◆ REQUIREMENT: Reproduce the listing below verbatim.

** START INFORMATION SUPPLIED **

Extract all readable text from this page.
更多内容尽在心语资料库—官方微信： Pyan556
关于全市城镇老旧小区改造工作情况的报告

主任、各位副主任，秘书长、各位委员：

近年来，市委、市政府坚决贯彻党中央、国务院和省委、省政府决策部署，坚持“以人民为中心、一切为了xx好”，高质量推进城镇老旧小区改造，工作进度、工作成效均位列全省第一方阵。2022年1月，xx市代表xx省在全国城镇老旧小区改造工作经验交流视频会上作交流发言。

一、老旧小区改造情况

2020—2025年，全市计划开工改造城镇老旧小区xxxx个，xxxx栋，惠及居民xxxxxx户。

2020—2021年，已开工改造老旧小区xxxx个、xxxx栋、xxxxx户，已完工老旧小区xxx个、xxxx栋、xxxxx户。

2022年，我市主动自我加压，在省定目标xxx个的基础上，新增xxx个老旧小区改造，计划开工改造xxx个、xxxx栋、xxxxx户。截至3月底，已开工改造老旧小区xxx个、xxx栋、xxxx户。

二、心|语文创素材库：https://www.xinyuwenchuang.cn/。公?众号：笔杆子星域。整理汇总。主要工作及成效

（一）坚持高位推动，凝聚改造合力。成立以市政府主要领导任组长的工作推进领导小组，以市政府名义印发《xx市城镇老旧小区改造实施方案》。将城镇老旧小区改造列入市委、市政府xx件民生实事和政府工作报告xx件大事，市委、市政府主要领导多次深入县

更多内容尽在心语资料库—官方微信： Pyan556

** END INFORMATION SUPPLIED **

◆ RESULT BELOW:
Extract all readable text from this page.
更多内容尽在心语资料库—官方微信： Pyan556
关于全市城镇老旧小区改造工作情况的报告

主任、各位副主任，秘书长、各位委员：

近年来，市委、市政府坚决贯彻党中央、国务院和省委、省政府决策部署，坚持“以人民为中心、一切为了xx好”，高质量推进城镇老旧小区改造，工作进度、工作成效均位列全省第一方阵。2022年1月，xx市代表xx省在全国城镇老旧小区改造工作经验交流视频会上作交流发言。

一、老旧小区改造情况

2020—2025年，全市计划开工改造城镇老旧小区xxxx个，xxxx栋，惠及居民xxxxxx户。

2020—2021年，已开工改造老旧小区xxxx个、xxxx栋、xxxxx户，已完工老旧小区xxx个、xxxx栋、xxxxx户。

2022年，我市主动自我加压，在省定目标xxx个的基础上，新增xxx个老旧小区改造，计划开工改造xxx个、xxxx栋、xxxxx户。截至3月底，已开工改造老旧小区xxx个、xxx栋、xxxx户。

二、心|语文创素材库：https://www.xinyuwenchuang.cn/。公?众号：笔杆子星域。整理汇总。主要工作及成效

（一）坚持高位推动，凝聚改造合力。成立以市政府主要领导任组长的工作推进领导小组，以市政府名义印发《xx市城镇老旧小区改造实施方案》。将城镇老旧小区改造列入市委、市政府xx件民生实事和政府工作报告xx件大事，市委、市政府主要领导多次深入县

更多内容尽在心语资料库—官方微信： Pyan556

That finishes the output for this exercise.